**** Exercise materials

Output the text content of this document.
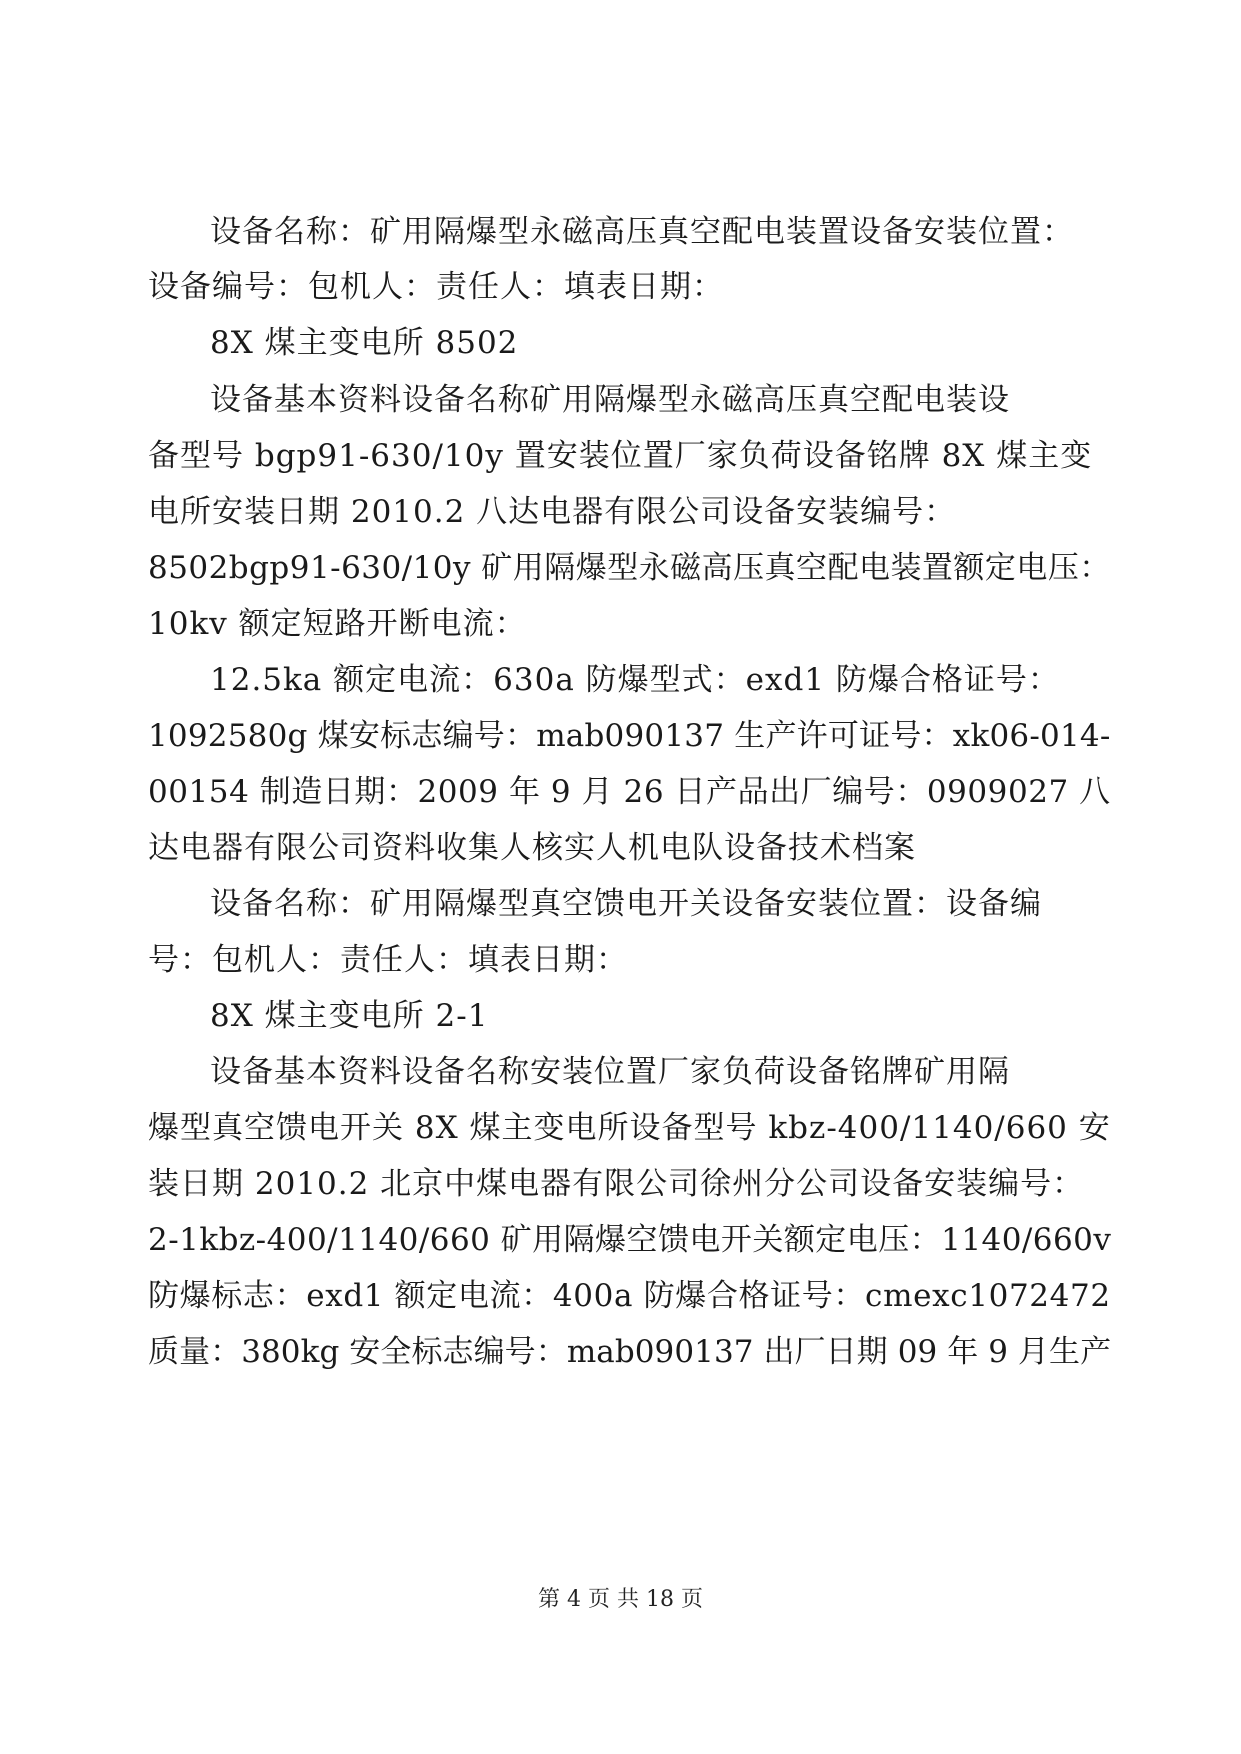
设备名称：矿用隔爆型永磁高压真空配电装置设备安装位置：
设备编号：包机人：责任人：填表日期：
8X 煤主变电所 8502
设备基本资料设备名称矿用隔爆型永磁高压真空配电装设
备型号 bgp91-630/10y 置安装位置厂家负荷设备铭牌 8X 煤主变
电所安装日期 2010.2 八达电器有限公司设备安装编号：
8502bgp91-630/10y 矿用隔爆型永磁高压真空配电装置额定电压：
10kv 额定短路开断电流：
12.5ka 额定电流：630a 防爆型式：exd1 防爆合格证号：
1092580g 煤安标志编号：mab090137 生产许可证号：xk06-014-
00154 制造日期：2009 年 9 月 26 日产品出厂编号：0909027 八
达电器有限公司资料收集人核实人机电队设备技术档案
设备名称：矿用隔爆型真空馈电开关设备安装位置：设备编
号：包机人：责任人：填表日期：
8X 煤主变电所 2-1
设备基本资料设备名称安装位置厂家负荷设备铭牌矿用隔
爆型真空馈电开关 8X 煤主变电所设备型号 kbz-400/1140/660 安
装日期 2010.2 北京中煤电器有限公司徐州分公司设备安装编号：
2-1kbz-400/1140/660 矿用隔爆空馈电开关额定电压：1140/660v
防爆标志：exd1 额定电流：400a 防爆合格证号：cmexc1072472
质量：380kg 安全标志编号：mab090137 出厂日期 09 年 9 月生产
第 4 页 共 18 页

********

• _What you have to do_: Set down the lines of the records above exactly, apart from the pictures.

• _Complete output_:
Output the text content of this document.
设备名称：矿用隔爆型永磁高压真空配电装置设备安装位置：
设备编号：包机人：责任人：填表日期：
8X 煤主变电所 8502
设备基本资料设备名称矿用隔爆型永磁高压真空配电装设
备型号 bgp91-630/10y 置安装位置厂家负荷设备铭牌 8X 煤主变
电所安装日期 2010.2 八达电器有限公司设备安装编号：
8502bgp91-630/10y 矿用隔爆型永磁高压真空配电装置额定电压：
10kv 额定短路开断电流：
12.5ka 额定电流：630a 防爆型式：exd1 防爆合格证号：
1092580g 煤安标志编号：mab090137 生产许可证号：xk06-014-
00154 制造日期：2009 年 9 月 26 日产品出厂编号：0909027 八
达电器有限公司资料收集人核实人机电队设备技术档案
设备名称：矿用隔爆型真空馈电开关设备安装位置：设备编
号：包机人：责任人：填表日期：
8X 煤主变电所 2-1
设备基本资料设备名称安装位置厂家负荷设备铭牌矿用隔
爆型真空馈电开关 8X 煤主变电所设备型号 kbz-400/1140/660 安
装日期 2010.2 北京中煤电器有限公司徐州分公司设备安装编号：
2-1kbz-400/1140/660 矿用隔爆空馈电开关额定电压：1140/660v
防爆标志：exd1 额定电流：400a 防爆合格证号：cmexc1072472
质量：380kg 安全标志编号：mab090137 出厂日期 09 年 9 月生产
第 4 页 共 18 页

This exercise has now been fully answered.